» Written task: Word for word, restate every line of the listing that follows.

» Extracted material:

Begin

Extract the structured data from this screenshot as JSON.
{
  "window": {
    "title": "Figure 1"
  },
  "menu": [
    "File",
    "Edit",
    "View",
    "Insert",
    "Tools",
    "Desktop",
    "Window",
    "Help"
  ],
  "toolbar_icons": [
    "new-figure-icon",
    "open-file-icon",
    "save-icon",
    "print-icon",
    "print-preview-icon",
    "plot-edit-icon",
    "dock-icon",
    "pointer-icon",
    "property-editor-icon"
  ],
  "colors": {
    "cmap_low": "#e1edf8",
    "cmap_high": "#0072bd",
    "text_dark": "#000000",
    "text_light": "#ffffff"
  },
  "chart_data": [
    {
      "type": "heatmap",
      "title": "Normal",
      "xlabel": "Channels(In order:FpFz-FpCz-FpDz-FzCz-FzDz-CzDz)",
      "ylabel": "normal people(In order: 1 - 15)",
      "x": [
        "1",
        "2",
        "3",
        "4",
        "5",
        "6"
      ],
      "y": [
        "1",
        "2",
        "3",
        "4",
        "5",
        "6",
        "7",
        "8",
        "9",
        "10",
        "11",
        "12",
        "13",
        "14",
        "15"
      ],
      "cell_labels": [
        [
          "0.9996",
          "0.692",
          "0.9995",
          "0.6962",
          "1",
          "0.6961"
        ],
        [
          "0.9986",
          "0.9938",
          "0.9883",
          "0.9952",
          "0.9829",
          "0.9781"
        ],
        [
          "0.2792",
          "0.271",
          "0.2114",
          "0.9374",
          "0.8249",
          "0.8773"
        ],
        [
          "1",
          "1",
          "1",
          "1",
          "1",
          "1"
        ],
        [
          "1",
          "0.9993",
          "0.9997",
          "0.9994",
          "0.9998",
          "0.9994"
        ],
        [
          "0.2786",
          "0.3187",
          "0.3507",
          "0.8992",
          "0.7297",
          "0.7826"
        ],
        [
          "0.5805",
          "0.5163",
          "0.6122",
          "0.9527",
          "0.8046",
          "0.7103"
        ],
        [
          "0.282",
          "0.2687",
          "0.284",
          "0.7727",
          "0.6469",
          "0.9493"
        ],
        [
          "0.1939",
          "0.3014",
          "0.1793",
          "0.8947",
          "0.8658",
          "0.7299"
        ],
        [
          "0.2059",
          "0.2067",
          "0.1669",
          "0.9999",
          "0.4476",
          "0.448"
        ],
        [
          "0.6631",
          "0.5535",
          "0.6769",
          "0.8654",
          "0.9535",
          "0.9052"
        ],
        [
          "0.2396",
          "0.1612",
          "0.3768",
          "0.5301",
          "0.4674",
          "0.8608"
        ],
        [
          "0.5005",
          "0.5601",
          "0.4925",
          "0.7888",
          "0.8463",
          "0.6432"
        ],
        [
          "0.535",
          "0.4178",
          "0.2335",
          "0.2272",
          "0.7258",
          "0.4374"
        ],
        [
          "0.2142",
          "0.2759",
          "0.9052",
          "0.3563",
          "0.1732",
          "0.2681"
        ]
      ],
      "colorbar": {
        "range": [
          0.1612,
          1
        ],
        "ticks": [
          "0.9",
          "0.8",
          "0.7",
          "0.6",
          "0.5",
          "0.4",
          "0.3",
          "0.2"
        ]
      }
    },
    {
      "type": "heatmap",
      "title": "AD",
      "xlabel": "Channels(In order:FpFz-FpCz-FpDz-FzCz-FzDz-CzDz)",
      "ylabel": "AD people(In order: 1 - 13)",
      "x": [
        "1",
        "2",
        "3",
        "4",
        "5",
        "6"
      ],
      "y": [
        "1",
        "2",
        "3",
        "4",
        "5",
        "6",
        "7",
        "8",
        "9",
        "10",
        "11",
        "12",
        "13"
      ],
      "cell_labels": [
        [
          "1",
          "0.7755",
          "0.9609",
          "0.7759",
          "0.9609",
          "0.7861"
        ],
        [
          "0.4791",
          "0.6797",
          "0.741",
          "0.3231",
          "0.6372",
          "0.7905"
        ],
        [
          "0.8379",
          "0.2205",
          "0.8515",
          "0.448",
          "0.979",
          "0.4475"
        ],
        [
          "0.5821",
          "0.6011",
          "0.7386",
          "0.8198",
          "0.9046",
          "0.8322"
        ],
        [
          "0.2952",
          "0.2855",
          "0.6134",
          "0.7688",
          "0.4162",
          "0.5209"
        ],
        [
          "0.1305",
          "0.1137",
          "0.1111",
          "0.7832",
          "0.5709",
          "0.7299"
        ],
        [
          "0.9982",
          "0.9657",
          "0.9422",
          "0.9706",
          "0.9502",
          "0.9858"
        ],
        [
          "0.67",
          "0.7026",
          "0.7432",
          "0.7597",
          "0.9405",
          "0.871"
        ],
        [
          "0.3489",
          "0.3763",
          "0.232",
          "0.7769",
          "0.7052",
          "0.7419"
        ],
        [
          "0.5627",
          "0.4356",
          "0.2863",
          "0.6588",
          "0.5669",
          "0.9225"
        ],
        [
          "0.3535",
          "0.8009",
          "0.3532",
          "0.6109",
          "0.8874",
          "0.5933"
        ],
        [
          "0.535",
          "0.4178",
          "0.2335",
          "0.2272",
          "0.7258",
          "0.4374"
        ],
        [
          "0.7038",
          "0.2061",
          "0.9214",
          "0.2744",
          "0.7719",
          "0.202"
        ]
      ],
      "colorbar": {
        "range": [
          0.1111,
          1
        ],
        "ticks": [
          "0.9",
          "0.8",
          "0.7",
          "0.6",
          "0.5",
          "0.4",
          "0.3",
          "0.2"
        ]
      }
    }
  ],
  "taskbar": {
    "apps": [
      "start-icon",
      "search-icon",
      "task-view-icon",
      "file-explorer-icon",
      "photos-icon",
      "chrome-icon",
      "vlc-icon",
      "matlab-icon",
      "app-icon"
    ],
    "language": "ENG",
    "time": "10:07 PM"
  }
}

End

» Result for this task:
Extract the structured data from this screenshot as JSON.
{
  "window": {
    "title": "Figure 1"
  },
  "menu": [
    "File",
    "Edit",
    "View",
    "Insert",
    "Tools",
    "Desktop",
    "Window",
    "Help"
  ],
  "toolbar_icons": [
    "new-figure-icon",
    "open-file-icon",
    "save-icon",
    "print-icon",
    "print-preview-icon",
    "plot-edit-icon",
    "dock-icon",
    "pointer-icon",
    "property-editor-icon"
  ],
  "colors": {
    "cmap_low": "#e1edf8",
    "cmap_high": "#0072bd",
    "text_dark": "#000000",
    "text_light": "#ffffff"
  },
  "chart_data": [
    {
      "type": "heatmap",
      "title": "Normal",
      "xlabel": "Channels(In order:FpFz-FpCz-FpDz-FzCz-FzDz-CzDz)",
      "ylabel": "normal people(In order: 1 - 15)",
      "x": [
        "1",
        "2",
        "3",
        "4",
        "5",
        "6"
      ],
      "y": [
        "1",
        "2",
        "3",
        "4",
        "5",
        "6",
        "7",
        "8",
        "9",
        "10",
        "11",
        "12",
        "13",
        "14",
        "15"
      ],
      "cell_labels": [
        [
          "0.9996",
          "0.692",
          "0.9995",
          "0.6962",
          "1",
          "0.6961"
        ],
        [
          "0.9986",
          "0.9938",
          "0.9883",
          "0.9952",
          "0.9829",
          "0.9781"
        ],
        [
          "0.2792",
          "0.271",
          "0.2114",
          "0.9374",
          "0.8249",
          "0.8773"
        ],
        [
          "1",
          "1",
          "1",
          "1",
          "1",
          "1"
        ],
        [
          "1",
          "0.9993",
          "0.9997",
          "0.9994",
          "0.9998",
          "0.9994"
        ],
        [
          "0.2786",
          "0.3187",
          "0.3507",
          "0.8992",
          "0.7297",
          "0.7826"
        ],
        [
          "0.5805",
          "0.5163",
          "0.6122",
          "0.9527",
          "0.8046",
          "0.7103"
        ],
        [
          "0.282",
          "0.2687",
          "0.284",
          "0.7727",
          "0.6469",
          "0.9493"
        ],
        [
          "0.1939",
          "0.3014",
          "0.1793",
          "0.8947",
          "0.8658",
          "0.7299"
        ],
        [
          "0.2059",
          "0.2067",
          "0.1669",
          "0.9999",
          "0.4476",
          "0.448"
        ],
        [
          "0.6631",
          "0.5535",
          "0.6769",
          "0.8654",
          "0.9535",
          "0.9052"
        ],
        [
          "0.2396",
          "0.1612",
          "0.3768",
          "0.5301",
          "0.4674",
          "0.8608"
        ],
        [
          "0.5005",
          "0.5601",
          "0.4925",
          "0.7888",
          "0.8463",
          "0.6432"
        ],
        [
          "0.535",
          "0.4178",
          "0.2335",
          "0.2272",
          "0.7258",
          "0.4374"
        ],
        [
          "0.2142",
          "0.2759",
          "0.9052",
          "0.3563",
          "0.1732",
          "0.2681"
        ]
      ],
      "colorbar": {
        "range": [
          0.1612,
          1
        ],
        "ticks": [
          "0.9",
          "0.8",
          "0.7",
          "0.6",
          "0.5",
          "0.4",
          "0.3",
          "0.2"
        ]
      }
    },
    {
      "type": "heatmap",
      "title": "AD",
      "xlabel": "Channels(In order:FpFz-FpCz-FpDz-FzCz-FzDz-CzDz)",
      "ylabel": "AD people(In order: 1 - 13)",
      "x": [
        "1",
        "2",
        "3",
        "4",
        "5",
        "6"
      ],
      "y": [
        "1",
        "2",
        "3",
        "4",
        "5",
        "6",
        "7",
        "8",
        "9",
        "10",
        "11",
        "12",
        "13"
      ],
      "cell_labels": [
        [
          "1",
          "0.7755",
          "0.9609",
          "0.7759",
          "0.9609",
          "0.7861"
        ],
        [
          "0.4791",
          "0.6797",
          "0.741",
          "0.3231",
          "0.6372",
          "0.7905"
        ],
        [
          "0.8379",
          "0.2205",
          "0.8515",
          "0.448",
          "0.979",
          "0.4475"
        ],
        [
          "0.5821",
          "0.6011",
          "0.7386",
          "0.8198",
          "0.9046",
          "0.8322"
        ],
        [
          "0.2952",
          "0.2855",
          "0.6134",
          "0.7688",
          "0.4162",
          "0.5209"
        ],
        [
          "0.1305",
          "0.1137",
          "0.1111",
          "0.7832",
          "0.5709",
          "0.7299"
        ],
        [
          "0.9982",
          "0.9657",
          "0.9422",
          "0.9706",
          "0.9502",
          "0.9858"
        ],
        [
          "0.67",
          "0.7026",
          "0.7432",
          "0.7597",
          "0.9405",
          "0.871"
        ],
        [
          "0.3489",
          "0.3763",
          "0.232",
          "0.7769",
          "0.7052",
          "0.7419"
        ],
        [
          "0.5627",
          "0.4356",
          "0.2863",
          "0.6588",
          "0.5669",
          "0.9225"
        ],
        [
          "0.3535",
          "0.8009",
          "0.3532",
          "0.6109",
          "0.8874",
          "0.5933"
        ],
        [
          "0.535",
          "0.4178",
          "0.2335",
          "0.2272",
          "0.7258",
          "0.4374"
        ],
        [
          "0.7038",
          "0.2061",
          "0.9214",
          "0.2744",
          "0.7719",
          "0.202"
        ]
      ],
      "colorbar": {
        "range": [
          0.1111,
          1
        ],
        "ticks": [
          "0.9",
          "0.8",
          "0.7",
          "0.6",
          "0.5",
          "0.4",
          "0.3",
          "0.2"
        ]
      }
    }
  ],
  "taskbar": {
    "apps": [
      "start-icon",
      "search-icon",
      "task-view-icon",
      "file-explorer-icon",
      "photos-icon",
      "chrome-icon",
      "vlc-icon",
      "matlab-icon",
      "app-icon"
    ],
    "language": "ENG",
    "time": "10:07 PM"
  }
}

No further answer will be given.